Dataset items:
■ ■ ■

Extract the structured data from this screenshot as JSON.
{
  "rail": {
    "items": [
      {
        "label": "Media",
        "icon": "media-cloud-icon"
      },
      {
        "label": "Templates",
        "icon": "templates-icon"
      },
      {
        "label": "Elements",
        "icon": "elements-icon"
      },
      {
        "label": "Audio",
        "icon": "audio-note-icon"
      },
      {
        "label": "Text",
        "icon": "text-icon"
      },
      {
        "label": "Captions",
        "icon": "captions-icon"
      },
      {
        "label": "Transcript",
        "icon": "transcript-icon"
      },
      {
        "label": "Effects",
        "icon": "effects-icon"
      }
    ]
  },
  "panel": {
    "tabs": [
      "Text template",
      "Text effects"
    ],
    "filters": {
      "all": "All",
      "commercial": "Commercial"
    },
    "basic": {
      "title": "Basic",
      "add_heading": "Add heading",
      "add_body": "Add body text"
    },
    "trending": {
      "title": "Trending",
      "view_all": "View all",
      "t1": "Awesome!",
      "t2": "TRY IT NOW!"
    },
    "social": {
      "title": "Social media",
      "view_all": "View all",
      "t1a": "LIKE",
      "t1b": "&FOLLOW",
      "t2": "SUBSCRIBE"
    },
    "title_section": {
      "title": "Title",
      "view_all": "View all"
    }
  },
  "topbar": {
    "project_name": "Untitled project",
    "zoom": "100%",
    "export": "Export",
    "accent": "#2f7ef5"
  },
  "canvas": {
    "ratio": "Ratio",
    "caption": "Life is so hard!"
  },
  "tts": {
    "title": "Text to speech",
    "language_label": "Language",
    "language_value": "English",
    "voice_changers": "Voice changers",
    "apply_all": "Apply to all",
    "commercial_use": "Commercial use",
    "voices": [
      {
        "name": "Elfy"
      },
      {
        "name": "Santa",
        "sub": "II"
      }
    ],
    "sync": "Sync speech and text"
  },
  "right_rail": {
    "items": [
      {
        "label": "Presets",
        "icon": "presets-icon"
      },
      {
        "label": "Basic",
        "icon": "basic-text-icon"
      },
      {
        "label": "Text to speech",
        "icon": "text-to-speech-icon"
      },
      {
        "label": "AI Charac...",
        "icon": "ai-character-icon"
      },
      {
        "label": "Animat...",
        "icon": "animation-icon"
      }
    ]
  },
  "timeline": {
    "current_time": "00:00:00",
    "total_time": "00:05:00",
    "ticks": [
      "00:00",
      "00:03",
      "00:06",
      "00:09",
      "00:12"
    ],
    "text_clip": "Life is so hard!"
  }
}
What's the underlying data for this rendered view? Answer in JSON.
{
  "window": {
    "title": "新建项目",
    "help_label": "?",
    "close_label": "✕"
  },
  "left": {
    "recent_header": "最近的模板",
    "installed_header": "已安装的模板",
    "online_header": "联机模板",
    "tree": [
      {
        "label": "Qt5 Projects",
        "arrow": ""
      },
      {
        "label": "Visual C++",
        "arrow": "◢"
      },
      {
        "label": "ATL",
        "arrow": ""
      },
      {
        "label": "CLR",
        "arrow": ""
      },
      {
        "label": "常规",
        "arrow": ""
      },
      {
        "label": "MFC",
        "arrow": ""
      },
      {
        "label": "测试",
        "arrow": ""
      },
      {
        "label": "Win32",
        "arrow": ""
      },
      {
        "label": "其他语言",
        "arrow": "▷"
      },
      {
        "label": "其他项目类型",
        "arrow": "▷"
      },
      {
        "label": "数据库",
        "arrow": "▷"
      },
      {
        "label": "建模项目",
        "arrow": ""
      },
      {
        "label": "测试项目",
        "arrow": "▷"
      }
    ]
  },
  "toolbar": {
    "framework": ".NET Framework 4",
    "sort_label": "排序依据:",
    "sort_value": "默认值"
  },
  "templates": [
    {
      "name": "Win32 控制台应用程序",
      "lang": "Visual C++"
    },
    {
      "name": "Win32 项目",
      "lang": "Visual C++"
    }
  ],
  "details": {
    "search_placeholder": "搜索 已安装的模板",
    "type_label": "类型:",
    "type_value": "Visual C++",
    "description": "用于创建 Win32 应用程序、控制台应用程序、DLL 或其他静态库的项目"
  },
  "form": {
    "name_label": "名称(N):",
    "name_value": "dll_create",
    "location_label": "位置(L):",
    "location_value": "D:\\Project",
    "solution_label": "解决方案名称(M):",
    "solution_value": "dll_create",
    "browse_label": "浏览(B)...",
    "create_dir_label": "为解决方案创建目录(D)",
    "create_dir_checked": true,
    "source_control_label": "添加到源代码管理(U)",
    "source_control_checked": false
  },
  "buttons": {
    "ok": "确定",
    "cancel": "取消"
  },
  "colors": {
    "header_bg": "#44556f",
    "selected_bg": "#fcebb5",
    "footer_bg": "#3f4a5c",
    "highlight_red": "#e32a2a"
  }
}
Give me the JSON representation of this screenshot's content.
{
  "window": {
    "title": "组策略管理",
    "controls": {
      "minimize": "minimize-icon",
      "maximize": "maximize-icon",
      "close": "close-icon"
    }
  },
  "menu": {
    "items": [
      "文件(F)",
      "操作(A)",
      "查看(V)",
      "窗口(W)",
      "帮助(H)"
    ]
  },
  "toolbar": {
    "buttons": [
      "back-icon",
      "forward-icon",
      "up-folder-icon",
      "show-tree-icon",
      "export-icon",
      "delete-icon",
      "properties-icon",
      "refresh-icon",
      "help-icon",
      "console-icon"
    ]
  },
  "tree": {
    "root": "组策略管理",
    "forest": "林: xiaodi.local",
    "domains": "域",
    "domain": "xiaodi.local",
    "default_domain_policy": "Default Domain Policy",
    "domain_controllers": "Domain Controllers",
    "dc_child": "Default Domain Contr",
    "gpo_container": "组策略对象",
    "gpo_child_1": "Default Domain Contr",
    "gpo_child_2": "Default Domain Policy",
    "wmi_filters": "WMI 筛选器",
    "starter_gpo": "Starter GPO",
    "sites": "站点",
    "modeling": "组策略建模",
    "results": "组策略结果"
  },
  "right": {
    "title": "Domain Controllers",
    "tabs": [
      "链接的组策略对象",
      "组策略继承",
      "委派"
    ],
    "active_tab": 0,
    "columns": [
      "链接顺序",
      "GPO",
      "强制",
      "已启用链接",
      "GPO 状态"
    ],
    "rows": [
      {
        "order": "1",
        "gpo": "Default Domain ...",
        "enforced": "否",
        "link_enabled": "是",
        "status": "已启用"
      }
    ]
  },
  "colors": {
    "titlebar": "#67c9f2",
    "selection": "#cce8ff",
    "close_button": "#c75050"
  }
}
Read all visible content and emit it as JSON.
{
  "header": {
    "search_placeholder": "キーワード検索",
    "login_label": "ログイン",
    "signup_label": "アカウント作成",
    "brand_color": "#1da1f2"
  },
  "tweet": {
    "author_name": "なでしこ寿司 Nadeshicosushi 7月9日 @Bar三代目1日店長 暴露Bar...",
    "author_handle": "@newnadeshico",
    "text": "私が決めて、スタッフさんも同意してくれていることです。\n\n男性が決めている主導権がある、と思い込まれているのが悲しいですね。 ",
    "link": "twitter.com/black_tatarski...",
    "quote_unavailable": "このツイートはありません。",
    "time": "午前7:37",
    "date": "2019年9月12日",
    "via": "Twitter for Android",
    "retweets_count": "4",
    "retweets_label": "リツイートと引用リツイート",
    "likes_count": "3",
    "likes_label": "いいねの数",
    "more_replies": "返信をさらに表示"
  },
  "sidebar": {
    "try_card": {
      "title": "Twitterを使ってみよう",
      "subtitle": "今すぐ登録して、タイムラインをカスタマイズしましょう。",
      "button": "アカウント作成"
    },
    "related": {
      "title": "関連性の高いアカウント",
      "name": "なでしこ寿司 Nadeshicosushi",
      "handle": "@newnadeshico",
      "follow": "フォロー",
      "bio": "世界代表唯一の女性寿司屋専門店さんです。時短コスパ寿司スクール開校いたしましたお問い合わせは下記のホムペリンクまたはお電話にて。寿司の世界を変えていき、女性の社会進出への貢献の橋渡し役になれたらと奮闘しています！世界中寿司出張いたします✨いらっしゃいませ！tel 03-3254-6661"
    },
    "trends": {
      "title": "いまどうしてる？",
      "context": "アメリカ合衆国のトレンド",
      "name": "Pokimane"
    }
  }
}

■ ■ ■

Using the listing above, gather each line that holds the string "Controllers" and copy it.

    "domain_controllers": "Domain Controllers",
    "title": "Domain Controllers",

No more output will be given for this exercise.